Aim: Write out the listing exactly as it is given.

Exercise inputs:
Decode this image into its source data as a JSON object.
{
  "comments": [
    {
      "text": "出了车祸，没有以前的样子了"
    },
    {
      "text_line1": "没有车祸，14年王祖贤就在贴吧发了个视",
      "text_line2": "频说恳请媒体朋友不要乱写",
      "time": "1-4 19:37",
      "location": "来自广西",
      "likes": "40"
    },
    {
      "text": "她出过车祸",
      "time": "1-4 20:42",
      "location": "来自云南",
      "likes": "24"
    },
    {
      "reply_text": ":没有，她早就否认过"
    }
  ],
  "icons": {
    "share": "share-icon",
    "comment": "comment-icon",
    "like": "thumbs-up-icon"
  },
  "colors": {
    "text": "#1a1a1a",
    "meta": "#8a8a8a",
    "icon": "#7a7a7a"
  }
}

Written answer:
Decode this image into its source data as a JSON object.
{
  "comments": [
    {
      "text": "出了车祸，没有以前的样子了"
    },
    {
      "text_line1": "没有车祸，14年王祖贤就在贴吧发了个视",
      "text_line2": "频说恳请媒体朋友不要乱写",
      "time": "1-4 19:37",
      "location": "来自广西",
      "likes": "40"
    },
    {
      "text": "她出过车祸",
      "time": "1-4 20:42",
      "location": "来自云南",
      "likes": "24"
    },
    {
      "reply_text": ":没有，她早就否认过"
    }
  ],
  "icons": {
    "share": "share-icon",
    "comment": "comment-icon",
    "like": "thumbs-up-icon"
  },
  "colors": {
    "text": "#1a1a1a",
    "meta": "#8a8a8a",
    "icon": "#7a7a7a"
  }
}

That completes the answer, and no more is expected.